» GIVEN RECORDS
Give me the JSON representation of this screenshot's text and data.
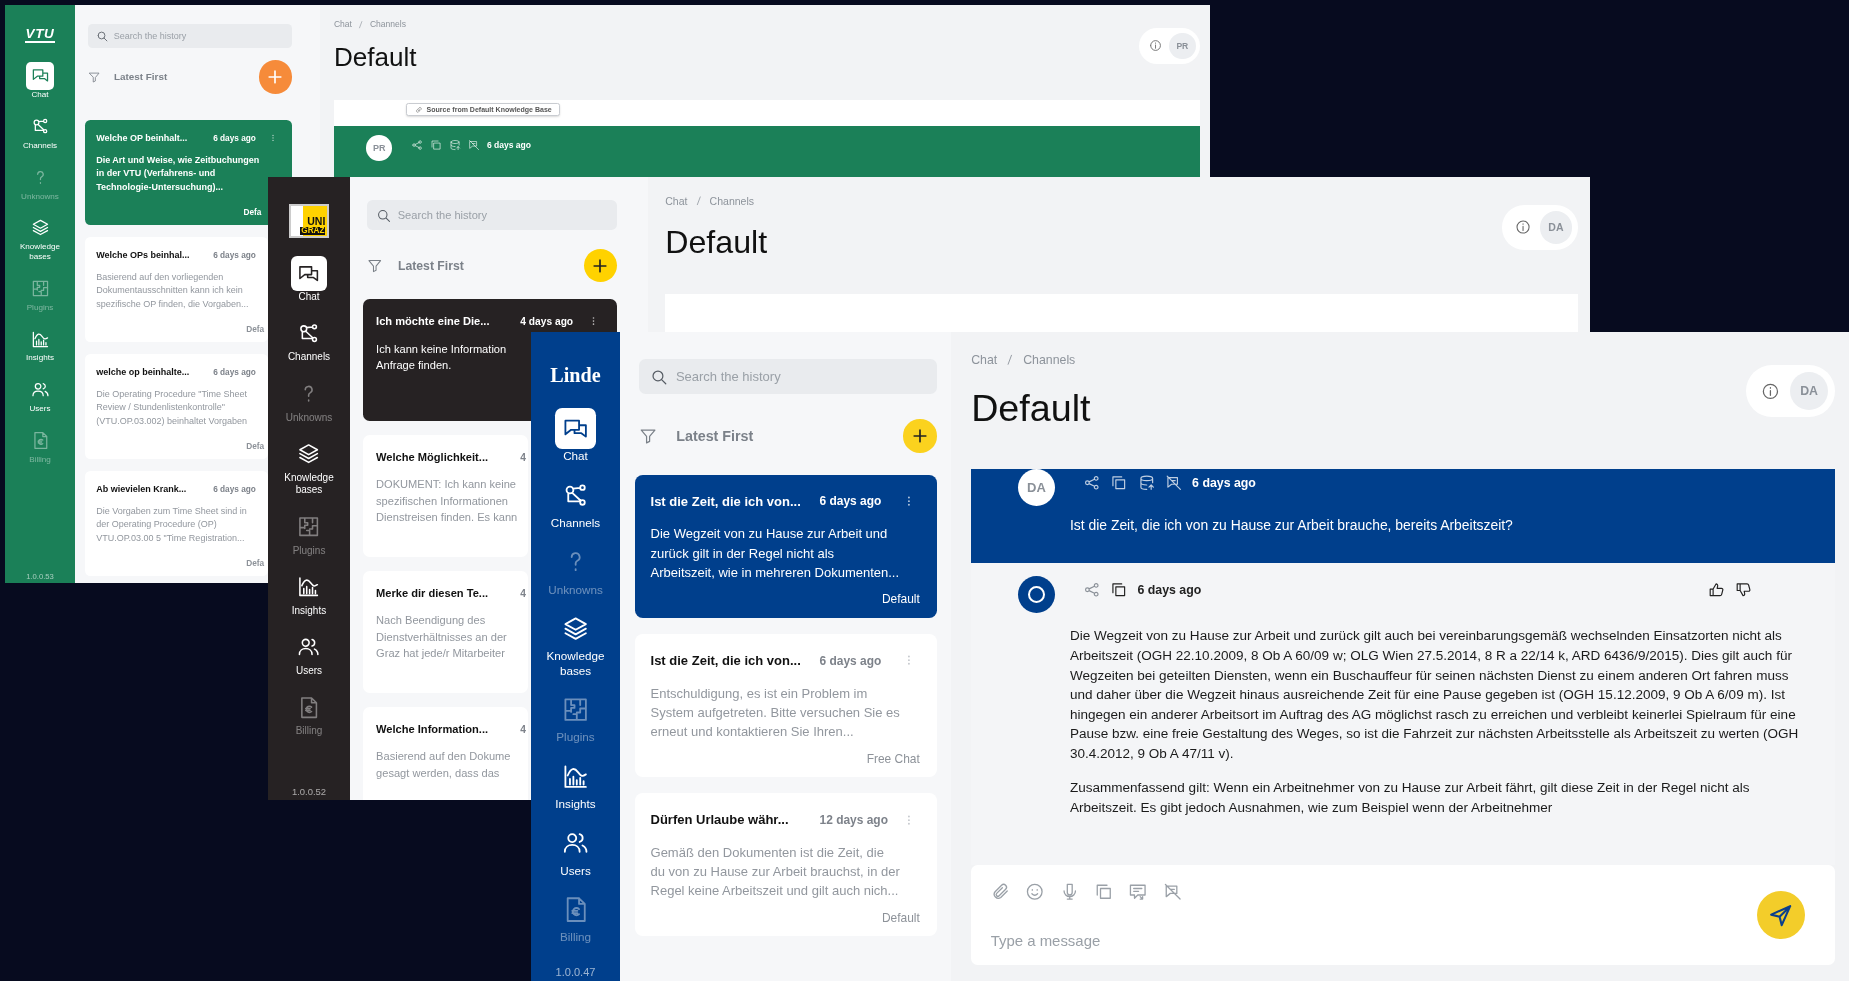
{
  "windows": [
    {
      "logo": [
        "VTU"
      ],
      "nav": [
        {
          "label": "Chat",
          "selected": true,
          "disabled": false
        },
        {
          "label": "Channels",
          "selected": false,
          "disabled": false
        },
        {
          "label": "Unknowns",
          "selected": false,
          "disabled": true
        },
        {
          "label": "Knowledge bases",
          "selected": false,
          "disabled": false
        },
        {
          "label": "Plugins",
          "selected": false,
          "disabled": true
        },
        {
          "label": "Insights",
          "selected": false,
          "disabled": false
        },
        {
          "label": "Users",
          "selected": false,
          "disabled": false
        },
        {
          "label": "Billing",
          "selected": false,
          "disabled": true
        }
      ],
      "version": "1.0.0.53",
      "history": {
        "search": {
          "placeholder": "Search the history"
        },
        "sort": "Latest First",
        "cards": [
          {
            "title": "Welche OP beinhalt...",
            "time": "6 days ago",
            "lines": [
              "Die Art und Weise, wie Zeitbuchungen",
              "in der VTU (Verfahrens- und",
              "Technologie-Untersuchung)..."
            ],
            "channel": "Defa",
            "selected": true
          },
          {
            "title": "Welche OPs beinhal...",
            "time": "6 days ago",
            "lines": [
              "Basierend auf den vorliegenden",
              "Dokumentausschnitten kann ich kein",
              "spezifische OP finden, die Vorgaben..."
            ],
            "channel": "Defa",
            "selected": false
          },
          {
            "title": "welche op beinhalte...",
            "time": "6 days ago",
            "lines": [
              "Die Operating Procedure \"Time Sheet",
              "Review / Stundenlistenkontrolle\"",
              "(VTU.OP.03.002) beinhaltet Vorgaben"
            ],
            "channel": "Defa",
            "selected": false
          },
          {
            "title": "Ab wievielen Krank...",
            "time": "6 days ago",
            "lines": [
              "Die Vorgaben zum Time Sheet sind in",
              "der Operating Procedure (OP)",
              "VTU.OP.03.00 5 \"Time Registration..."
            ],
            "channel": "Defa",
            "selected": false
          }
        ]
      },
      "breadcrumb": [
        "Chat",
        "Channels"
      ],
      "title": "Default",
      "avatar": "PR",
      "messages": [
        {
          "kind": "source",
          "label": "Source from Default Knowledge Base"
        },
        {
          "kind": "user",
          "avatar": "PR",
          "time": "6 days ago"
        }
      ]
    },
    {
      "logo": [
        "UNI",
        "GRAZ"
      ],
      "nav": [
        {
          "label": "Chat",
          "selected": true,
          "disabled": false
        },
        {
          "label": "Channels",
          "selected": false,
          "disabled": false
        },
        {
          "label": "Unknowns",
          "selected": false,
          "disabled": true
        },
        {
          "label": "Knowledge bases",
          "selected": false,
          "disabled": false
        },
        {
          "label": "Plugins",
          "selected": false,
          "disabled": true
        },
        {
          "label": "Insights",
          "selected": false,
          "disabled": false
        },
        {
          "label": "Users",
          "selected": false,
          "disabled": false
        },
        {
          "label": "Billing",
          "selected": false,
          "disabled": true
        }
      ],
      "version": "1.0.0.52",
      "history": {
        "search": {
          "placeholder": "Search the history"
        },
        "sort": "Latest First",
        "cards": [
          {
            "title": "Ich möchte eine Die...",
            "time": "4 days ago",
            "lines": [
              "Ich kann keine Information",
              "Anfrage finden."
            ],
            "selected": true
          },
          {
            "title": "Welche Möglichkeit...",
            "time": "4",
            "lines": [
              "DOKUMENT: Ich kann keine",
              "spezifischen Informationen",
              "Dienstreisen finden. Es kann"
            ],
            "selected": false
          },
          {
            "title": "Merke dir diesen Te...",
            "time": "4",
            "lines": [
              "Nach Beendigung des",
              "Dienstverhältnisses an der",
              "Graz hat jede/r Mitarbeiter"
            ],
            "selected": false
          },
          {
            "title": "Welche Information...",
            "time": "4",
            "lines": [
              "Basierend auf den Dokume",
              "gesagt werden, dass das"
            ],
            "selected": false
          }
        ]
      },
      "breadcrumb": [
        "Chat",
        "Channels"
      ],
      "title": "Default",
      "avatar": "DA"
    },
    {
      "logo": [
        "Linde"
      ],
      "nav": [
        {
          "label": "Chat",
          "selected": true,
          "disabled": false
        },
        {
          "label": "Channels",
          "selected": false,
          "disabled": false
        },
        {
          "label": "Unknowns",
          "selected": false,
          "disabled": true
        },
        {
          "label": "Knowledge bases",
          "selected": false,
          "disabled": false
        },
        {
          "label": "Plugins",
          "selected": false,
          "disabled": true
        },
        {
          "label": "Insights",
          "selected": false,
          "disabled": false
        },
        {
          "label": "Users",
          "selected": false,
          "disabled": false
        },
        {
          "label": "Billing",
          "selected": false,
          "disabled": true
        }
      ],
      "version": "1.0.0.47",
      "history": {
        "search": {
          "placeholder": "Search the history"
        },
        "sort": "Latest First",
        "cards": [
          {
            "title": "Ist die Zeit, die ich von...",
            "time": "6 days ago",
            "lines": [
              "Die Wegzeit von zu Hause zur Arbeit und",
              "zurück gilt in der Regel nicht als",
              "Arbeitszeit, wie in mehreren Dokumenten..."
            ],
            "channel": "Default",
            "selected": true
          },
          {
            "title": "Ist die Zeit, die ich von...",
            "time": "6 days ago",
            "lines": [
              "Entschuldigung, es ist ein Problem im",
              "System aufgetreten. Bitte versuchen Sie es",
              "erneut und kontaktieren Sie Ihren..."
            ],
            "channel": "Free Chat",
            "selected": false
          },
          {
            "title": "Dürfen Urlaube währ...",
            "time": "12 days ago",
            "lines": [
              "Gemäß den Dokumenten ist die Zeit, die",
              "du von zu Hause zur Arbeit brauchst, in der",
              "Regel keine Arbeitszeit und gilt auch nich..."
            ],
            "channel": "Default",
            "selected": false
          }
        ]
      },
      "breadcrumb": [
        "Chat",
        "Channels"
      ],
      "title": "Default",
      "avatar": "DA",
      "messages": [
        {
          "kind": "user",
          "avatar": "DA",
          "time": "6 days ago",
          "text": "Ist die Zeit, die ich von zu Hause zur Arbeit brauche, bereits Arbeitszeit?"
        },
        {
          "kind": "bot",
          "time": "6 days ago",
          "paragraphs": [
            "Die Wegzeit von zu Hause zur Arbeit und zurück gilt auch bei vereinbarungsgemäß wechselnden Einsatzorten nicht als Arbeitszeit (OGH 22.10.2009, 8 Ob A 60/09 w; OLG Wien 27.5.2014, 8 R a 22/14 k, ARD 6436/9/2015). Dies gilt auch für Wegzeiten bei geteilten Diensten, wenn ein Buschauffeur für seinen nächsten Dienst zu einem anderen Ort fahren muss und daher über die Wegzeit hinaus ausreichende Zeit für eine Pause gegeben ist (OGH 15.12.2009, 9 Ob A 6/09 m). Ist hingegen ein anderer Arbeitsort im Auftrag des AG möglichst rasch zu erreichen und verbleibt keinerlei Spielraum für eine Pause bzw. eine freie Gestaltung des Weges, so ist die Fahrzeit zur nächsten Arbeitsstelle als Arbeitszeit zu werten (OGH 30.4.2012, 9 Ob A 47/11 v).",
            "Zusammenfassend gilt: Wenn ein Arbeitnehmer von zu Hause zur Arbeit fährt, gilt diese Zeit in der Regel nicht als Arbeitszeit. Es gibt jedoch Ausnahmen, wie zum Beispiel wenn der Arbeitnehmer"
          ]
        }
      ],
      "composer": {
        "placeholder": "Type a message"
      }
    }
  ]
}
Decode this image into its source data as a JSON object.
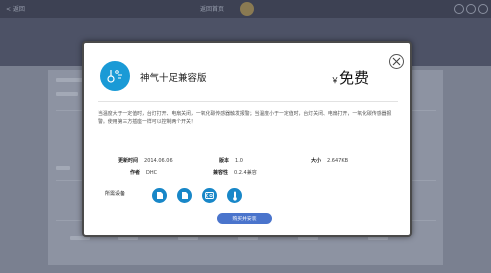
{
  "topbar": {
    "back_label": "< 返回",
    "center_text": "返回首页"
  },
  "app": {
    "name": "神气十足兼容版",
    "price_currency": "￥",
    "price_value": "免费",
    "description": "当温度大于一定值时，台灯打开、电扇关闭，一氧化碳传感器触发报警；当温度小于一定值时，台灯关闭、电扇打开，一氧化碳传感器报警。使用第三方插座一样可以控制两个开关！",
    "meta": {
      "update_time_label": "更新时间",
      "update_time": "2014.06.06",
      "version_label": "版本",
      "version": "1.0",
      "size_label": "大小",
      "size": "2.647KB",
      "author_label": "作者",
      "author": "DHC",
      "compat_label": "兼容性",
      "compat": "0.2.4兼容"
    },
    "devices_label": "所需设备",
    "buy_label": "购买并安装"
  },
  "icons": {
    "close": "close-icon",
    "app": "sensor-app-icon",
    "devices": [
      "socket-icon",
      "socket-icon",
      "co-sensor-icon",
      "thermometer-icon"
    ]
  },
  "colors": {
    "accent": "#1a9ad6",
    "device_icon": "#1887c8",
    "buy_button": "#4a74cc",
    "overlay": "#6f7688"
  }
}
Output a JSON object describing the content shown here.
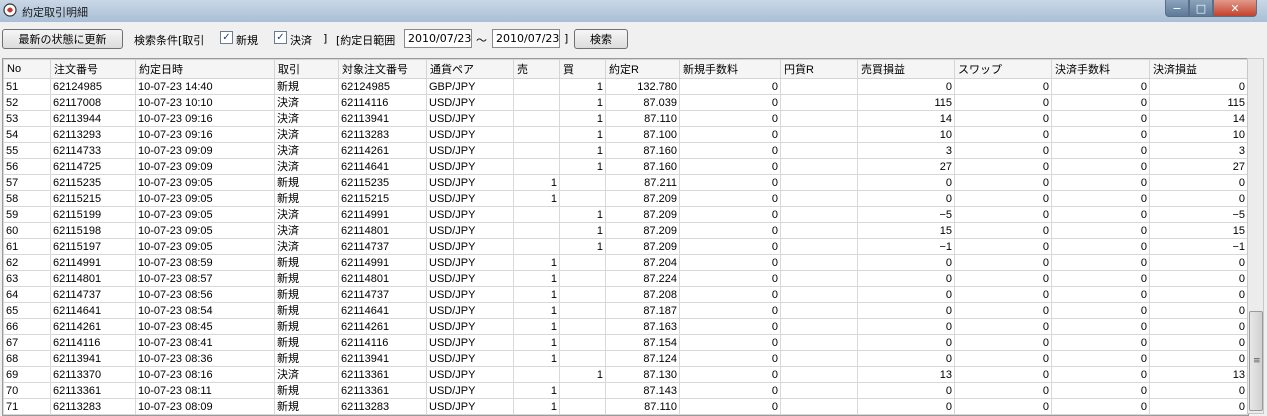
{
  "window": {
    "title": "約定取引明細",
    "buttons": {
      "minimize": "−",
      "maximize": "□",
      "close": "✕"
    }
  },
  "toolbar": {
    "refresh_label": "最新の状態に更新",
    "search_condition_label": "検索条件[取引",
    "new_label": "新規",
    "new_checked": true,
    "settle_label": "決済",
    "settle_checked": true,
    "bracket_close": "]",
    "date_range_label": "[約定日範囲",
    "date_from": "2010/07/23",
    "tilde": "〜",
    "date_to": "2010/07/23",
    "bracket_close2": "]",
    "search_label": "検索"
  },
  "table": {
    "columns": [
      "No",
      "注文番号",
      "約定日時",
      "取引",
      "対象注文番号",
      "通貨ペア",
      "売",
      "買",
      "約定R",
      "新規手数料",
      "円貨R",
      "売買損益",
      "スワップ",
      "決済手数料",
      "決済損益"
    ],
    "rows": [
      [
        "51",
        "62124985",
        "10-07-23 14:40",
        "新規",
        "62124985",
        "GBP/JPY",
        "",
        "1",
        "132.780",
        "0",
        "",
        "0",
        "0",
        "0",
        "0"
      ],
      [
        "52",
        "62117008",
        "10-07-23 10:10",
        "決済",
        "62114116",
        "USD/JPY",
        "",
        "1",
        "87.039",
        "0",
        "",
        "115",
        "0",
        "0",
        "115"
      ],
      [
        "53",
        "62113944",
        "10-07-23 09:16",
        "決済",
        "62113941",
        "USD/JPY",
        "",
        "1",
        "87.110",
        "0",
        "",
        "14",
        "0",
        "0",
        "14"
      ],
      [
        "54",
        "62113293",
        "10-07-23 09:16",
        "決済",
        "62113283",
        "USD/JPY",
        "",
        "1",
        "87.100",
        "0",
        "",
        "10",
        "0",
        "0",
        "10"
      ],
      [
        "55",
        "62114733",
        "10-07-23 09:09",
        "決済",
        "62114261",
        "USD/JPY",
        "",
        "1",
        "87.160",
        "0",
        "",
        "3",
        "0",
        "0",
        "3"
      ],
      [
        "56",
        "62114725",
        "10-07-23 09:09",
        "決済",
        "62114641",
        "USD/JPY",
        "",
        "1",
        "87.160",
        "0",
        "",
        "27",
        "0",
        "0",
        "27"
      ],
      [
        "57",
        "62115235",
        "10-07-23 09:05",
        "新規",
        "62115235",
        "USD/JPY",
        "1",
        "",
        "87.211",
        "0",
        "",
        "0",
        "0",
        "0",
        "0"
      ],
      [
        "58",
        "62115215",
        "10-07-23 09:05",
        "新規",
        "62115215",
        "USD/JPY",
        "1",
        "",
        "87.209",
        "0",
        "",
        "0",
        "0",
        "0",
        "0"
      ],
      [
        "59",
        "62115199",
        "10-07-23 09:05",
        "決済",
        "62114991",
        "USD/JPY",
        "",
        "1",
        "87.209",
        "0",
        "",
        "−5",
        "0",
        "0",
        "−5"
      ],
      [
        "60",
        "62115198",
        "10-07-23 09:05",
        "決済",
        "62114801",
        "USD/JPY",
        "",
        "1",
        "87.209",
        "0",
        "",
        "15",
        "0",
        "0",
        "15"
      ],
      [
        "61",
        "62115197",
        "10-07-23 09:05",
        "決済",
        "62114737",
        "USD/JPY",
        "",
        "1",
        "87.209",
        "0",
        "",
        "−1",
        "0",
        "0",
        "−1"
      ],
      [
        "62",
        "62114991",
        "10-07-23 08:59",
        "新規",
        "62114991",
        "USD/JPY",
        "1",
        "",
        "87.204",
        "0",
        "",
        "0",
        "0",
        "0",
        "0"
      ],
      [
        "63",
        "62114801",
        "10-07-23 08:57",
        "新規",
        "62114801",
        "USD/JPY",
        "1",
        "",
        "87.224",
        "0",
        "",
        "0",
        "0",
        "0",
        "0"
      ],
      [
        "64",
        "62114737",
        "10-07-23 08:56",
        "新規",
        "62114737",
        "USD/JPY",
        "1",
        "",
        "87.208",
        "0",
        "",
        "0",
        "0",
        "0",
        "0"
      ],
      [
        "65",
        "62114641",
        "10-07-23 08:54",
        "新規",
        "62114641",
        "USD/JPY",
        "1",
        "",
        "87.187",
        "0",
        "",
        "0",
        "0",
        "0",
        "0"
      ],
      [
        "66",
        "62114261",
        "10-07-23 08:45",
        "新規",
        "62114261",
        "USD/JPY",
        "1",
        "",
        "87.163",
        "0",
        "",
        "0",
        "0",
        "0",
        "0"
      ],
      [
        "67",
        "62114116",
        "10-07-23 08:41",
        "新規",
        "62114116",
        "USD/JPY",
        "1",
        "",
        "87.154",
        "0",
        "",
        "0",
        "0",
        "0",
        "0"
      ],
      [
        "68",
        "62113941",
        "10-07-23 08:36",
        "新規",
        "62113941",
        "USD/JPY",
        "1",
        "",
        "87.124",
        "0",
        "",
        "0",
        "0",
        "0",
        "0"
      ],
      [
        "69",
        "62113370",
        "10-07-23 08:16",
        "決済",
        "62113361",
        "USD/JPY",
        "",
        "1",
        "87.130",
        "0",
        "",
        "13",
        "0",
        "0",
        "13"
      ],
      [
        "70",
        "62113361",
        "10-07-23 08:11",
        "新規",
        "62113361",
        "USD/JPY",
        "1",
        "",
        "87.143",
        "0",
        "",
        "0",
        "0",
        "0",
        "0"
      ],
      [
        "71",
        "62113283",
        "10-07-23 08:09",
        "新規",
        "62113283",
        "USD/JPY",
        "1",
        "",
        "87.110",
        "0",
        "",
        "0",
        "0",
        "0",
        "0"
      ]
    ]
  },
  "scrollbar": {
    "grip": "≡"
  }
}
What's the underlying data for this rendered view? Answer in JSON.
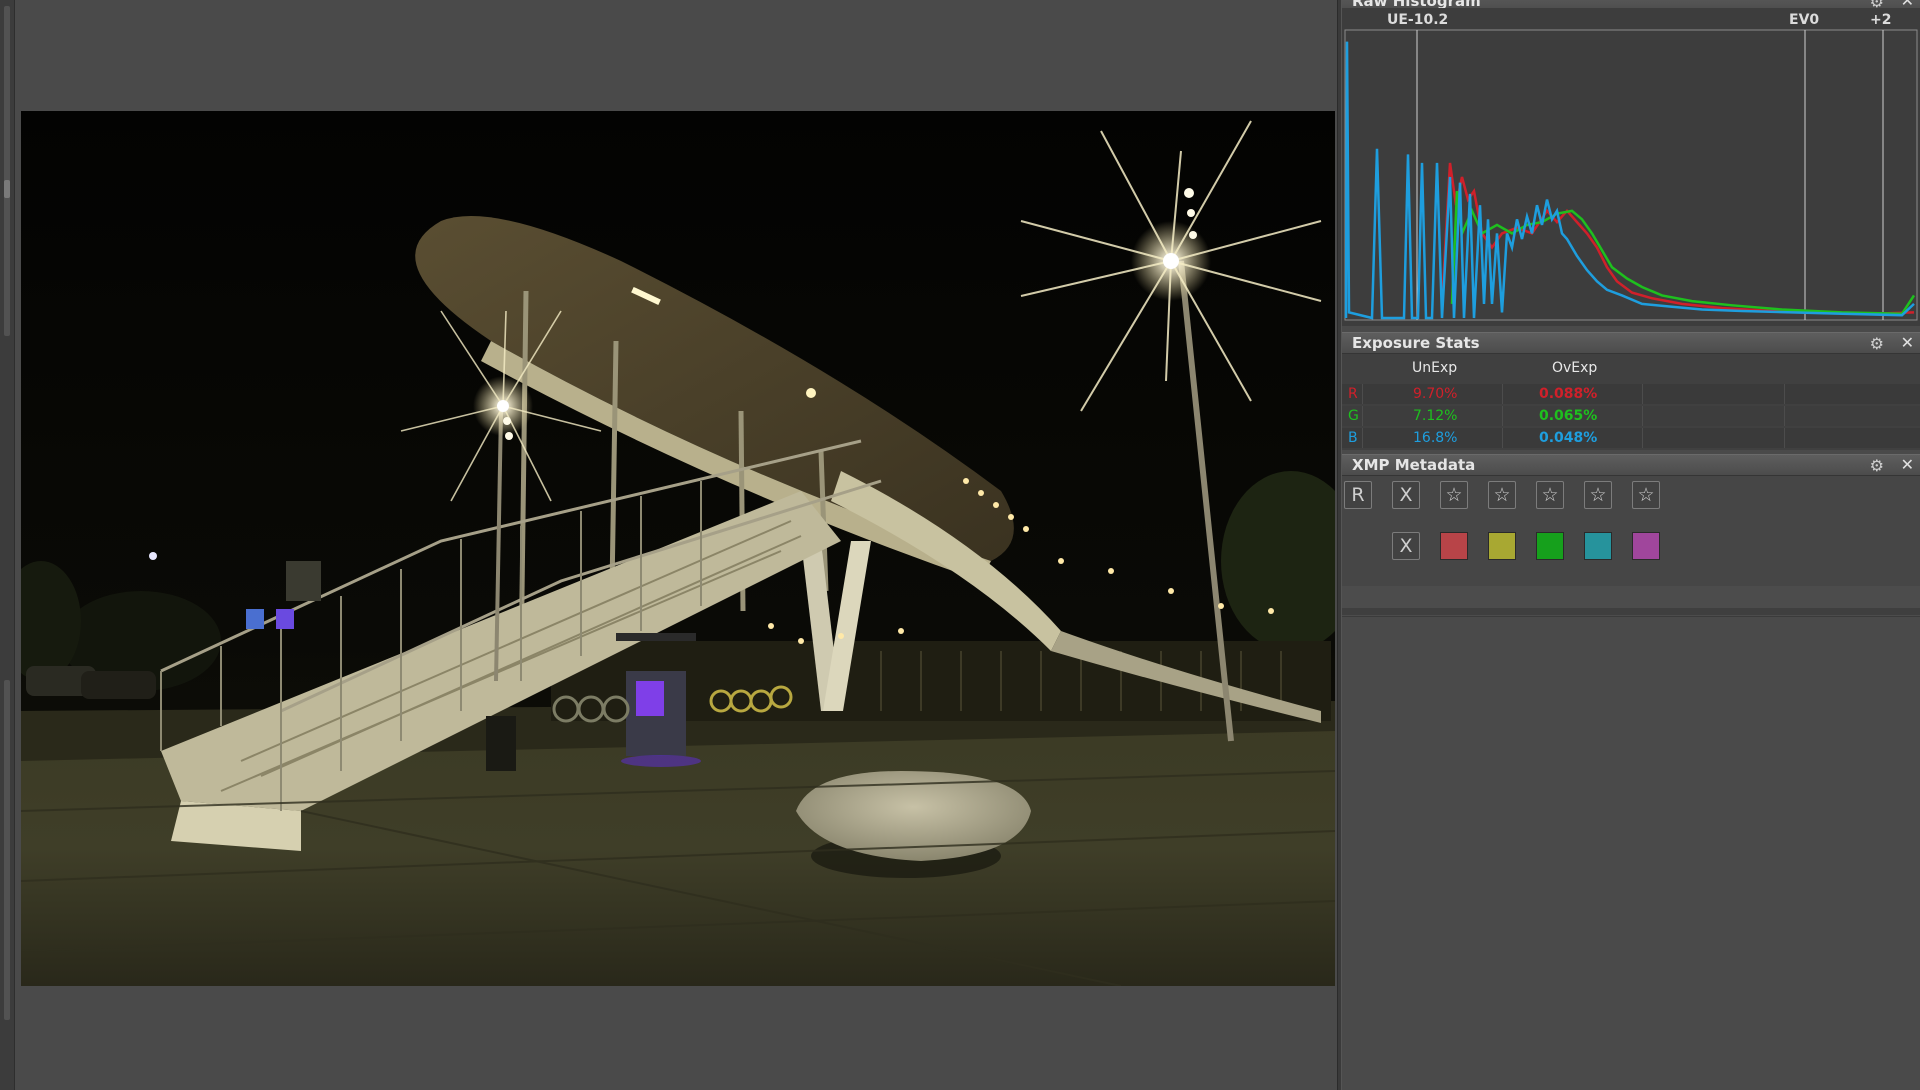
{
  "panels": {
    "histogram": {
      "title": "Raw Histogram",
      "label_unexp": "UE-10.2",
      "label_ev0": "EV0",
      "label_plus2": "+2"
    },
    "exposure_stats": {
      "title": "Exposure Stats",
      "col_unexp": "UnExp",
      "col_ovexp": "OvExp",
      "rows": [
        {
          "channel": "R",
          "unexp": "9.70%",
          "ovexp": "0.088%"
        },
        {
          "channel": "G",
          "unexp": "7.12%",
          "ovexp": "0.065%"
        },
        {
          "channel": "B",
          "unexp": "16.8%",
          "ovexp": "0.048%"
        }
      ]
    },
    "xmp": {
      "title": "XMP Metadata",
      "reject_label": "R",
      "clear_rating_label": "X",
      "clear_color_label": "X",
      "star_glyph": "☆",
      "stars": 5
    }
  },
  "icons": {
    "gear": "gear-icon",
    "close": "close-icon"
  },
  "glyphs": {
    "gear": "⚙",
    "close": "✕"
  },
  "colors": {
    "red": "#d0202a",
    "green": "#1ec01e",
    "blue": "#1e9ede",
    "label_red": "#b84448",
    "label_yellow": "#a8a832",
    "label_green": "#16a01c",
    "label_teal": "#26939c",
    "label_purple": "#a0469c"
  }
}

» REQUEST
Note each line of the entries that has "finden" in it, and copy those lines.

» WRITTEN ANSWER
              "spezifische OP finden, die Vorgaben..."
              "Anfrage finden."
              "Dienstreisen finden. Es kann"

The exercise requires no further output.